_Instructions to follow_
Show every line below where "actin" can be found.

_Given data_
··········

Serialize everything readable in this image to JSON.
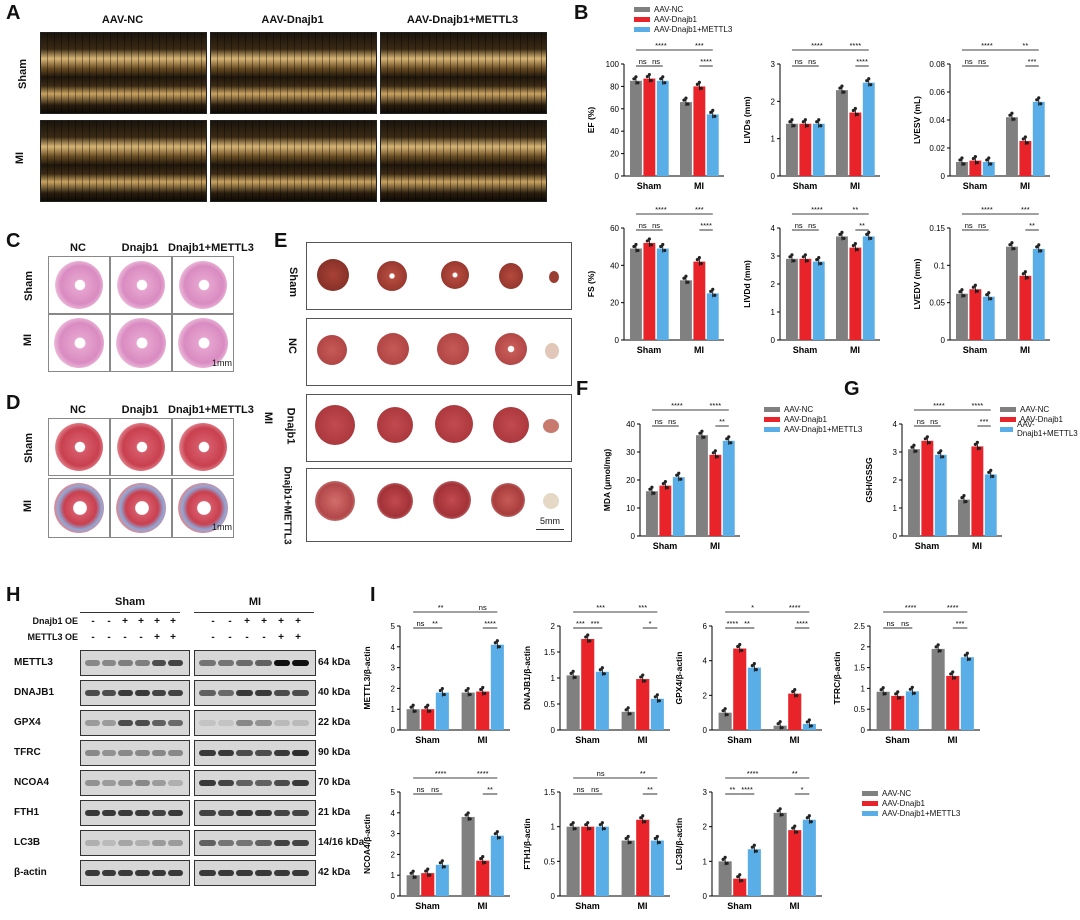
{
  "panels": {
    "A": "A",
    "B": "B",
    "C": "C",
    "D": "D",
    "E": "E",
    "F": "F",
    "G": "G",
    "H": "H",
    "I": "I"
  },
  "echo": {
    "cols": [
      "AAV-NC",
      "AAV-Dnajb1",
      "AAV-Dnajb1+METTL3"
    ],
    "rows": [
      "Sham",
      "MI"
    ]
  },
  "histo": {
    "cols": [
      "NC",
      "Dnajb1",
      "Dnajb1+METTL3"
    ],
    "rows": [
      "Sham",
      "MI"
    ],
    "scale": "1mm"
  },
  "ttc": {
    "rows": [
      "Sham",
      "NC",
      "Dnajb1",
      "Dnajb1+METTL3"
    ],
    "group": "MI",
    "scale": "5mm"
  },
  "wb": {
    "groups": [
      "Sham",
      "MI"
    ],
    "oe_rows": [
      {
        "label": "Dnajb1 OE",
        "signs": [
          "-",
          "-",
          "+",
          "+",
          "+",
          "+",
          "-",
          "-",
          "+",
          "+",
          "+",
          "+"
        ]
      },
      {
        "label": "METTL3 OE",
        "signs": [
          "-",
          "-",
          "-",
          "-",
          "+",
          "+",
          "-",
          "-",
          "-",
          "-",
          "+",
          "+"
        ]
      }
    ],
    "proteins": [
      {
        "name": "METTL3",
        "kda": "64 kDa"
      },
      {
        "name": "DNAJB1",
        "kda": "40 kDa"
      },
      {
        "name": "GPX4",
        "kda": "22 kDa"
      },
      {
        "name": "TFRC",
        "kda": "90 kDa"
      },
      {
        "name": "NCOA4",
        "kda": "70 kDa"
      },
      {
        "name": "FTH1",
        "kda": "21 kDa"
      },
      {
        "name": "LC3B",
        "kda": "14/16 kDa"
      },
      {
        "name": "β-actin",
        "kda": "42 kDa"
      }
    ]
  },
  "legend": [
    "AAV-NC",
    "AAV-Dnajb1",
    "AAV-Dnajb1+METTL3"
  ],
  "colors": {
    "nc": "#808080",
    "dnajb1": "#e8242a",
    "mettl3": "#5aaee8"
  },
  "chart_data": [
    {
      "id": "EF",
      "type": "bar",
      "categories": [
        "Sham",
        "MI"
      ],
      "ylabel": "EF (%)",
      "ylim": [
        0,
        100
      ],
      "yticks": [
        0,
        20,
        40,
        60,
        80,
        100
      ],
      "series": [
        {
          "name": "AAV-NC",
          "values": [
            85,
            66
          ]
        },
        {
          "name": "AAV-Dnajb1",
          "values": [
            87,
            80
          ]
        },
        {
          "name": "AAV-Dnajb1+METTL3",
          "values": [
            85,
            55
          ]
        }
      ],
      "sig": [
        "****",
        "***",
        "ns",
        "ns",
        "****"
      ]
    },
    {
      "id": "LIVDs",
      "type": "bar",
      "categories": [
        "Sham",
        "MI"
      ],
      "ylabel": "LIVDs (mm)",
      "ylim": [
        0,
        3
      ],
      "yticks": [
        0,
        1,
        2,
        3
      ],
      "series": [
        {
          "name": "AAV-NC",
          "values": [
            1.4,
            2.3
          ]
        },
        {
          "name": "AAV-Dnajb1",
          "values": [
            1.4,
            1.7
          ]
        },
        {
          "name": "AAV-Dnajb1+METTL3",
          "values": [
            1.4,
            2.5
          ]
        }
      ],
      "sig": [
        "****",
        "****",
        "ns",
        "ns",
        "****"
      ]
    },
    {
      "id": "LVESV",
      "type": "bar",
      "categories": [
        "Sham",
        "MI"
      ],
      "ylabel": "LVESV (mL)",
      "ylim": [
        0,
        0.08
      ],
      "yticks": [
        0,
        0.02,
        0.04,
        0.06,
        0.08
      ],
      "series": [
        {
          "name": "AAV-NC",
          "values": [
            0.01,
            0.042
          ]
        },
        {
          "name": "AAV-Dnajb1",
          "values": [
            0.011,
            0.025
          ]
        },
        {
          "name": "AAV-Dnajb1+METTL3",
          "values": [
            0.01,
            0.053
          ]
        }
      ],
      "sig": [
        "****",
        "**",
        "ns",
        "ns",
        "***"
      ]
    },
    {
      "id": "FS",
      "type": "bar",
      "categories": [
        "Sham",
        "MI"
      ],
      "ylabel": "FS (%)",
      "ylim": [
        0,
        60
      ],
      "yticks": [
        0,
        20,
        40,
        60
      ],
      "series": [
        {
          "name": "AAV-NC",
          "values": [
            49,
            32
          ]
        },
        {
          "name": "AAV-Dnajb1",
          "values": [
            52,
            42
          ]
        },
        {
          "name": "AAV-Dnajb1+METTL3",
          "values": [
            49,
            25
          ]
        }
      ],
      "sig": [
        "****",
        "***",
        "ns",
        "ns",
        "****"
      ]
    },
    {
      "id": "LIVDd",
      "type": "bar",
      "categories": [
        "Sham",
        "MI"
      ],
      "ylabel": "LIVDd (mm)",
      "ylim": [
        0,
        4
      ],
      "yticks": [
        0,
        1,
        2,
        3,
        4
      ],
      "series": [
        {
          "name": "AAV-NC",
          "values": [
            2.9,
            3.7
          ]
        },
        {
          "name": "AAV-Dnajb1",
          "values": [
            2.9,
            3.3
          ]
        },
        {
          "name": "AAV-Dnajb1+METTL3",
          "values": [
            2.8,
            3.7
          ]
        }
      ],
      "sig": [
        "****",
        "**",
        "ns",
        "ns",
        "**"
      ]
    },
    {
      "id": "LVEDV",
      "type": "bar",
      "categories": [
        "Sham",
        "MI"
      ],
      "ylabel": "LVEDV (mm)",
      "ylim": [
        0,
        0.15
      ],
      "yticks": [
        0,
        0.05,
        0.1,
        0.15
      ],
      "series": [
        {
          "name": "AAV-NC",
          "values": [
            0.062,
            0.125
          ]
        },
        {
          "name": "AAV-Dnajb1",
          "values": [
            0.068,
            0.086
          ]
        },
        {
          "name": "AAV-Dnajb1+METTL3",
          "values": [
            0.058,
            0.122
          ]
        }
      ],
      "sig": [
        "****",
        "***",
        "ns",
        "ns",
        "**"
      ]
    },
    {
      "id": "MDA",
      "type": "bar",
      "categories": [
        "Sham",
        "MI"
      ],
      "ylabel": "MDA (μmol/mg)",
      "ylim": [
        0,
        40
      ],
      "yticks": [
        0,
        10,
        20,
        30,
        40
      ],
      "series": [
        {
          "name": "AAV-NC",
          "values": [
            16,
            36
          ]
        },
        {
          "name": "AAV-Dnajb1",
          "values": [
            18,
            29
          ]
        },
        {
          "name": "AAV-Dnajb1+METTL3",
          "values": [
            21,
            34
          ]
        }
      ],
      "sig": [
        "****",
        "****",
        "ns",
        "ns",
        "**"
      ]
    },
    {
      "id": "GSH",
      "type": "bar",
      "categories": [
        "Sham",
        "MI"
      ],
      "ylabel": "GSH/GSSG",
      "ylim": [
        0,
        4
      ],
      "yticks": [
        0,
        1,
        2,
        3,
        4
      ],
      "series": [
        {
          "name": "AAV-NC",
          "values": [
            3.1,
            1.3
          ]
        },
        {
          "name": "AAV-Dnajb1",
          "values": [
            3.4,
            3.2
          ]
        },
        {
          "name": "AAV-Dnajb1+METTL3",
          "values": [
            2.9,
            2.2
          ]
        }
      ],
      "sig": [
        "****",
        "****",
        "ns",
        "ns",
        "***"
      ]
    },
    {
      "id": "METTL3q",
      "type": "bar",
      "categories": [
        "Sham",
        "MI"
      ],
      "ylabel": "METTL3/β-actin",
      "ylim": [
        0,
        5
      ],
      "yticks": [
        0,
        1,
        2,
        3,
        4,
        5
      ],
      "series": [
        {
          "name": "AAV-NC",
          "values": [
            1.0,
            1.8
          ]
        },
        {
          "name": "AAV-Dnajb1",
          "values": [
            1.0,
            1.85
          ]
        },
        {
          "name": "AAV-Dnajb1+METTL3",
          "values": [
            1.8,
            4.1
          ]
        }
      ],
      "sig": [
        "**",
        "ns",
        "ns",
        "**",
        "****"
      ]
    },
    {
      "id": "DNAJB1q",
      "type": "bar",
      "categories": [
        "Sham",
        "MI"
      ],
      "ylabel": "DNAJB1/β-actin",
      "ylim": [
        0,
        2
      ],
      "yticks": [
        0,
        0.5,
        1.0,
        1.5,
        2.0
      ],
      "series": [
        {
          "name": "AAV-NC",
          "values": [
            1.05,
            0.35
          ]
        },
        {
          "name": "AAV-Dnajb1",
          "values": [
            1.75,
            0.98
          ]
        },
        {
          "name": "AAV-Dnajb1+METTL3",
          "values": [
            1.12,
            0.6
          ]
        }
      ],
      "sig": [
        "***",
        "***",
        "***",
        "***",
        "*"
      ]
    },
    {
      "id": "GPX4q",
      "type": "bar",
      "categories": [
        "Sham",
        "MI"
      ],
      "ylabel": "GPX4/β-actin",
      "ylim": [
        0,
        6
      ],
      "yticks": [
        0,
        2,
        4,
        6
      ],
      "series": [
        {
          "name": "AAV-NC",
          "values": [
            1.0,
            0.25
          ]
        },
        {
          "name": "AAV-Dnajb1",
          "values": [
            4.7,
            2.1
          ]
        },
        {
          "name": "AAV-Dnajb1+METTL3",
          "values": [
            3.6,
            0.35
          ]
        }
      ],
      "sig": [
        "*",
        "****",
        "****",
        "**",
        "****"
      ]
    },
    {
      "id": "TFRCq",
      "type": "bar",
      "categories": [
        "Sham",
        "MI"
      ],
      "ylabel": "TFRC/β-actin",
      "ylim": [
        0,
        2.5
      ],
      "yticks": [
        0,
        0.5,
        1.0,
        1.5,
        2.0,
        2.5
      ],
      "series": [
        {
          "name": "AAV-NC",
          "values": [
            0.92,
            1.95
          ]
        },
        {
          "name": "AAV-Dnajb1",
          "values": [
            0.82,
            1.3
          ]
        },
        {
          "name": "AAV-Dnajb1+METTL3",
          "values": [
            0.93,
            1.75
          ]
        }
      ],
      "sig": [
        "****",
        "****",
        "ns",
        "ns",
        "***"
      ]
    },
    {
      "id": "NCOA4q",
      "type": "bar",
      "categories": [
        "Sham",
        "MI"
      ],
      "ylabel": "NCOA4/β-actin",
      "ylim": [
        0,
        5
      ],
      "yticks": [
        0,
        1,
        2,
        3,
        4,
        5
      ],
      "series": [
        {
          "name": "AAV-NC",
          "values": [
            1.0,
            3.8
          ]
        },
        {
          "name": "AAV-Dnajb1",
          "values": [
            1.1,
            1.7
          ]
        },
        {
          "name": "AAV-Dnajb1+METTL3",
          "values": [
            1.5,
            2.9
          ]
        }
      ],
      "sig": [
        "****",
        "****",
        "ns",
        "ns",
        "**"
      ]
    },
    {
      "id": "FTH1q",
      "type": "bar",
      "categories": [
        "Sham",
        "MI"
      ],
      "ylabel": "FTH1/β-actin",
      "ylim": [
        0,
        1.5
      ],
      "yticks": [
        0,
        0.5,
        1.0,
        1.5
      ],
      "series": [
        {
          "name": "AAV-NC",
          "values": [
            1.0,
            0.8
          ]
        },
        {
          "name": "AAV-Dnajb1",
          "values": [
            1.0,
            1.1
          ]
        },
        {
          "name": "AAV-Dnajb1+METTL3",
          "values": [
            1.0,
            0.8
          ]
        }
      ],
      "sig": [
        "ns",
        "**",
        "ns",
        "ns",
        "**"
      ]
    },
    {
      "id": "LC3Bq",
      "type": "bar",
      "categories": [
        "Sham",
        "MI"
      ],
      "ylabel": "LC3B/β-actin",
      "ylim": [
        0,
        3
      ],
      "yticks": [
        0,
        1,
        2,
        3
      ],
      "series": [
        {
          "name": "AAV-NC",
          "values": [
            1.0,
            2.4
          ]
        },
        {
          "name": "AAV-Dnajb1",
          "values": [
            0.5,
            1.9
          ]
        },
        {
          "name": "AAV-Dnajb1+METTL3",
          "values": [
            1.35,
            2.2
          ]
        }
      ],
      "sig": [
        "****",
        "**",
        "**",
        "****",
        "*"
      ]
    }
  ]
}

··········

_Result below_
        "name": "β-actin",
      "ylabel": "METTL3/β-actin",
      "ylabel": "DNAJB1/β-actin",
      "ylabel": "GPX4/β-actin",
      "ylabel": "TFRC/β-actin",
      "ylabel": "NCOA4/β-actin",
      "ylabel": "FTH1/β-actin",
      "ylabel": "LC3B/β-actin",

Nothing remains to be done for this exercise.